> _EXERCISE BRIEF_
Return all of the data exactly, with nothing left out but the pictures.

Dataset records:
******************************

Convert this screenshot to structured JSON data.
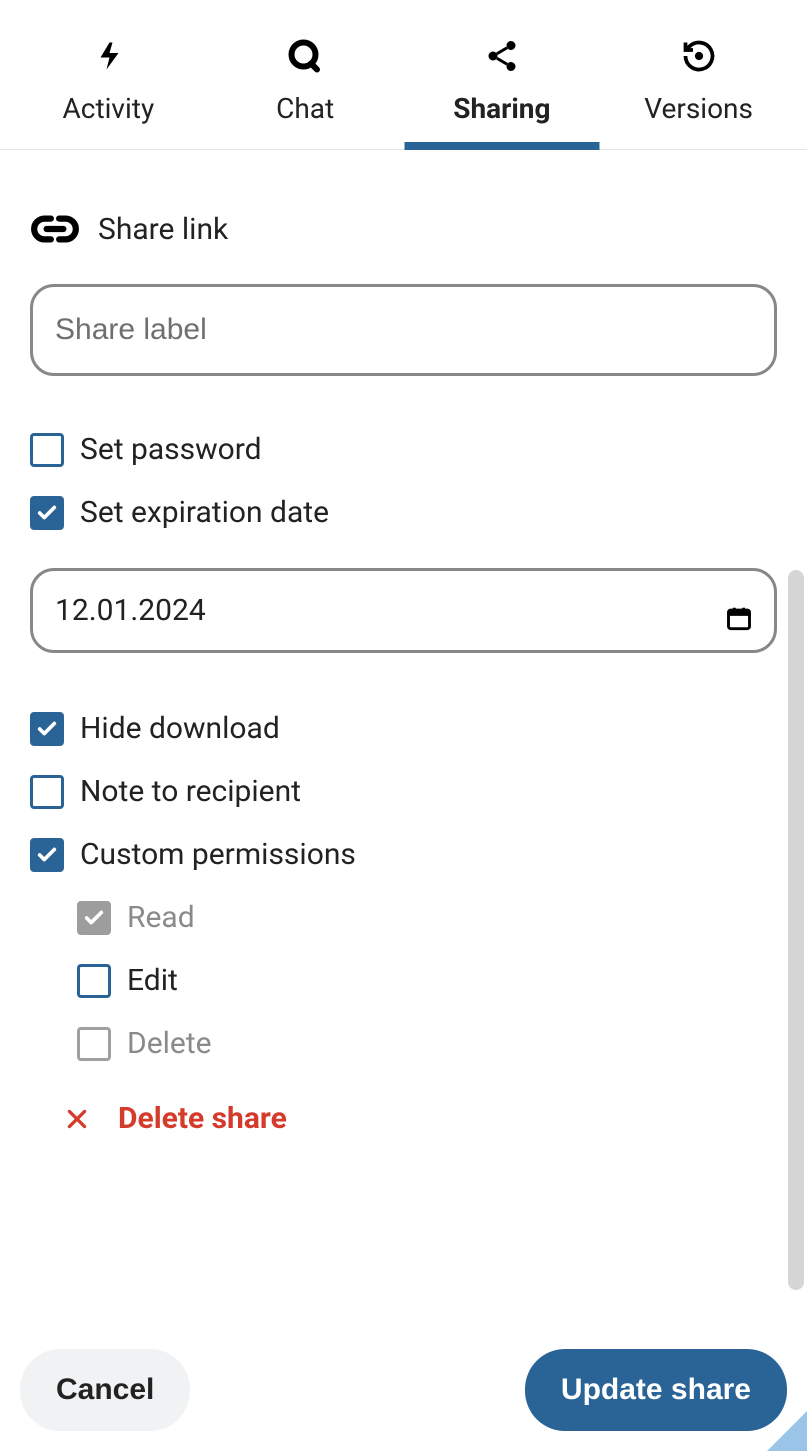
{
  "tabs": {
    "activity": "Activity",
    "chat": "Chat",
    "sharing": "Sharing",
    "versions": "Versions"
  },
  "section": {
    "share_link": "Share link"
  },
  "fields": {
    "share_label_placeholder": "Share label",
    "share_label_value": "",
    "date_value": "12.01.2024"
  },
  "options": {
    "set_password": "Set password",
    "set_expiration": "Set expiration date",
    "hide_download": "Hide download",
    "note_recipient": "Note to recipient",
    "custom_permissions": "Custom permissions",
    "read": "Read",
    "edit": "Edit",
    "delete": "Delete"
  },
  "actions": {
    "delete_share": "Delete share",
    "cancel": "Cancel",
    "update_share": "Update share"
  }
}
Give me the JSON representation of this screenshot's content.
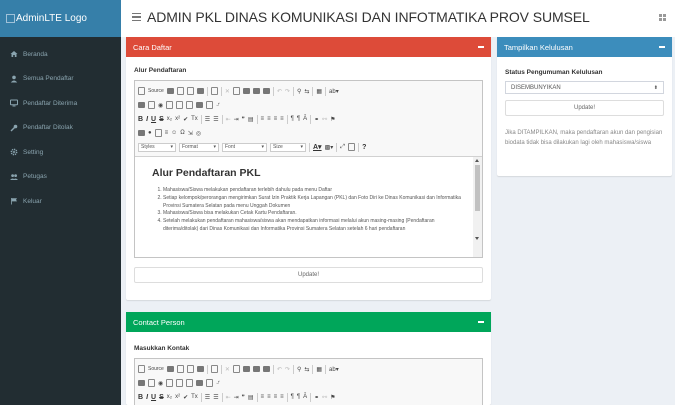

******************************

> _OUTPUT OF THE EXERCISE_
Convert this screenshot to structured JSON data.
{
  "tabs": {
    "activity": "Activity",
    "chat": "Chat",
    "sharing": "Sharing",
    "versions": "Versions"
  },
  "section": {
    "share_link": "Share link"
  },
  "fields": {
    "share_label_placeholder": "Share label",
    "share_label_value": "",
    "date_value": "12.01.2024"
  },
  "options": {
    "set_password": "Set password",
    "set_expiration": "Set expiration date",
    "hide_download": "Hide download",
    "note_recipient": "Note to recipient",
    "custom_permissions": "Custom permissions",
    "read": "Read",
    "edit": "Edit",
    "delete": "Delete"
  },
  "actions": {
    "delete_share": "Delete share",
    "cancel": "Cancel",
    "update_share": "Update share"
  }
}
Give me the JSON representation of this screenshot's content.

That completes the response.